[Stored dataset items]
####
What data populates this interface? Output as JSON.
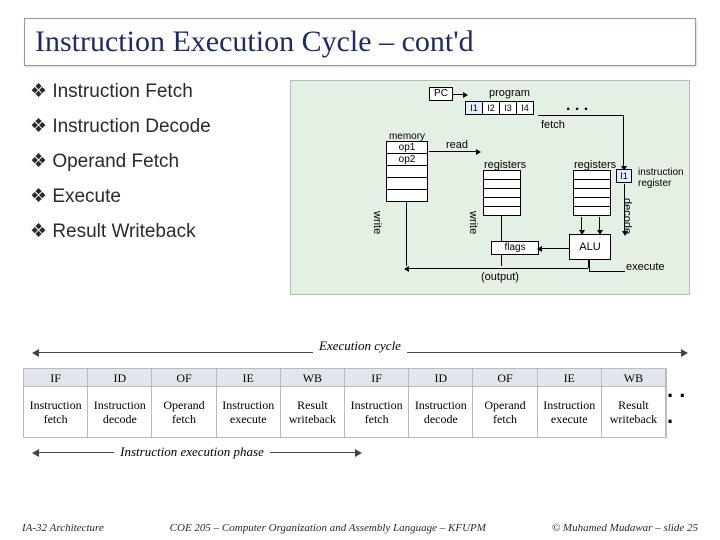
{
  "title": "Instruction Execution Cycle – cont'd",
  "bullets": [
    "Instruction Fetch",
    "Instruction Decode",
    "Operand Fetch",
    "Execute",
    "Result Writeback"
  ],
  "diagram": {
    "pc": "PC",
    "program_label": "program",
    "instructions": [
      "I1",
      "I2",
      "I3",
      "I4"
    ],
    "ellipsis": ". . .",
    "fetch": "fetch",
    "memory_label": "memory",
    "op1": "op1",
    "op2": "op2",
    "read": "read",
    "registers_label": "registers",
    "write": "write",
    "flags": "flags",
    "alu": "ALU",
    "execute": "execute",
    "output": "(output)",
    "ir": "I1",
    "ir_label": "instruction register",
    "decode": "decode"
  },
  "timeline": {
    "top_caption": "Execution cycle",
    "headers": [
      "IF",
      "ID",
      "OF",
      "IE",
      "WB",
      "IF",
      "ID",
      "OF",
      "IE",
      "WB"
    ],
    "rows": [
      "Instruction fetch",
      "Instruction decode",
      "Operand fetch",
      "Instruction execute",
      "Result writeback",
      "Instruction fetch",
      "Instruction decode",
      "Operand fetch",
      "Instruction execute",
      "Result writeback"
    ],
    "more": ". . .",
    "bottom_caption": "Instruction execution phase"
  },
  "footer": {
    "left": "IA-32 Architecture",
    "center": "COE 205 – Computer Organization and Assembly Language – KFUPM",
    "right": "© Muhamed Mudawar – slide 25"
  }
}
####
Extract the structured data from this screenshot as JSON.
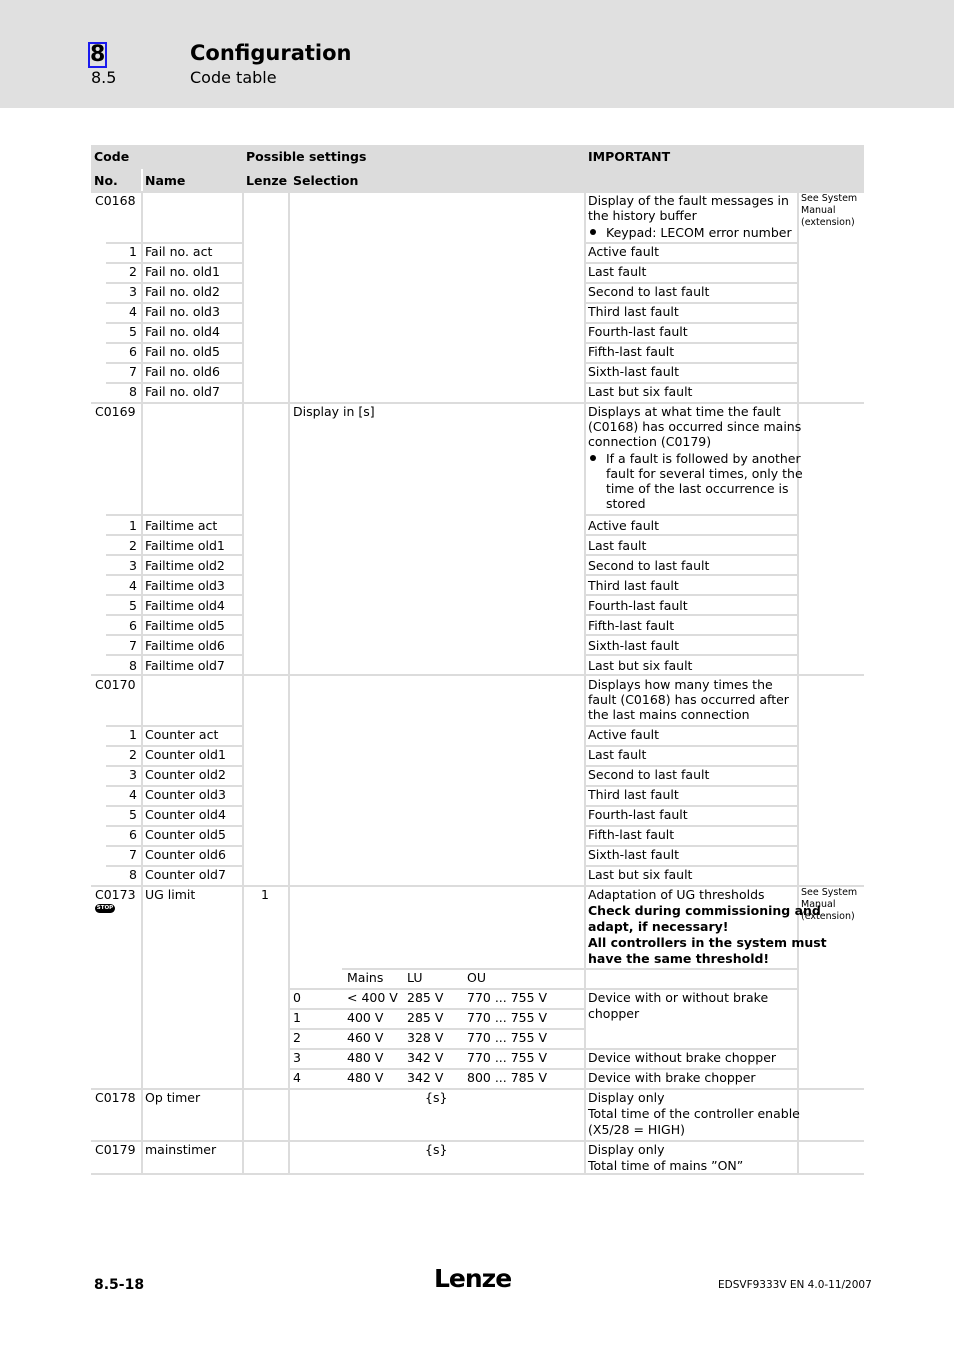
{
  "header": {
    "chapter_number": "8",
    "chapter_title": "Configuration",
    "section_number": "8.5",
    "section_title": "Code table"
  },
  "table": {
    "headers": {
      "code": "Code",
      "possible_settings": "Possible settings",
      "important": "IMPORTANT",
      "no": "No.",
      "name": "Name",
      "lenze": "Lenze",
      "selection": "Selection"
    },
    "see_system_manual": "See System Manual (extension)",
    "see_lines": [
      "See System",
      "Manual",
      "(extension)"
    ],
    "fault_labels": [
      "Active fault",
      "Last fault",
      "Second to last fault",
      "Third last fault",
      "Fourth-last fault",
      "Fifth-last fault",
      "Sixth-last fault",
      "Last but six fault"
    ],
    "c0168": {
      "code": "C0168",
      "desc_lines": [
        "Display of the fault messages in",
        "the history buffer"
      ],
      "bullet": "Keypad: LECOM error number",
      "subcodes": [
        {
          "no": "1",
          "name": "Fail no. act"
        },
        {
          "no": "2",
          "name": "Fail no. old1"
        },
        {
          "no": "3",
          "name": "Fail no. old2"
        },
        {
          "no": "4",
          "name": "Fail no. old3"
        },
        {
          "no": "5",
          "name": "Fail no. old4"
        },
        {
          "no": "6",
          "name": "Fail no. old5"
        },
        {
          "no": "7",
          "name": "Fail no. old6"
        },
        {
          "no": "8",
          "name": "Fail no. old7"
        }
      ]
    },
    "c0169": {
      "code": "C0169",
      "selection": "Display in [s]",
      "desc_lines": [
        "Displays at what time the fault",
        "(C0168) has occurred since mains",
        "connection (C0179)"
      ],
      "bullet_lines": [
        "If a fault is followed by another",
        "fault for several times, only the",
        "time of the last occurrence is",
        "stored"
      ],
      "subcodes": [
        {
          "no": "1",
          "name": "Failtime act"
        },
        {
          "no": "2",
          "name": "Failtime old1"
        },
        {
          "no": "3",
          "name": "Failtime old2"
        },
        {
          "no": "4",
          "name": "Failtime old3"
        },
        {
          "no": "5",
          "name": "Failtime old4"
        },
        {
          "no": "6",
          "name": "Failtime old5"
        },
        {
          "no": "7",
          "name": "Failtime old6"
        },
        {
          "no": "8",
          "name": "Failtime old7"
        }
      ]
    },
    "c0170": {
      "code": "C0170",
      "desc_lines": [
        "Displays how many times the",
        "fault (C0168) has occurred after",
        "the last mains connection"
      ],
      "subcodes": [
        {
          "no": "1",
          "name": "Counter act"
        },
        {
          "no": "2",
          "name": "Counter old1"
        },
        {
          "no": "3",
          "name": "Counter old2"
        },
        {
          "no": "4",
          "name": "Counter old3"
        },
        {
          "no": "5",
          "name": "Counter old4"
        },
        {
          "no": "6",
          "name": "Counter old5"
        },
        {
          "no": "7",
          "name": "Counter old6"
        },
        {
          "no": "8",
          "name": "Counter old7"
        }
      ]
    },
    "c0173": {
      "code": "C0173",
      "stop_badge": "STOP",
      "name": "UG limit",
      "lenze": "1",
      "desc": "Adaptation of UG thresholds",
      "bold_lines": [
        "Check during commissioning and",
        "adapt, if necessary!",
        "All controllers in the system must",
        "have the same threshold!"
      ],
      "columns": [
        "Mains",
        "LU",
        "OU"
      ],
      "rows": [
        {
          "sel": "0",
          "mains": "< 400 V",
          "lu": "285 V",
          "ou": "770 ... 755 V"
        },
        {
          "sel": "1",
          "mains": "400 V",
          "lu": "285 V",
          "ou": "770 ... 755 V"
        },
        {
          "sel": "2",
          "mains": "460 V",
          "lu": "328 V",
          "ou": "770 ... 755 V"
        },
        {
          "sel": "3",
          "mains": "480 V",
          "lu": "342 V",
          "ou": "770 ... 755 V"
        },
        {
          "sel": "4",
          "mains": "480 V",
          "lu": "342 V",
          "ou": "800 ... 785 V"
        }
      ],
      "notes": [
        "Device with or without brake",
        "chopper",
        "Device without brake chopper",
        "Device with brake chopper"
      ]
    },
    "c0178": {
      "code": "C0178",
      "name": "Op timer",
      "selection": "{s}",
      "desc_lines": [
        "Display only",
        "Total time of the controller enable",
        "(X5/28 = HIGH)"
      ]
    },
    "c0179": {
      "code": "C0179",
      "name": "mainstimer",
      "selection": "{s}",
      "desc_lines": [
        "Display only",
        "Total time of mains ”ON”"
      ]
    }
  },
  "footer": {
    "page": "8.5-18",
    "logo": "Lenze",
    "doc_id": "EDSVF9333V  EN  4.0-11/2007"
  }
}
####
Search the data above for lines holding "brake" and copy each of them.

RESPONSE BELOW.
        "Device with or without brake",
        "Device without brake chopper",
        "Device with brake chopper"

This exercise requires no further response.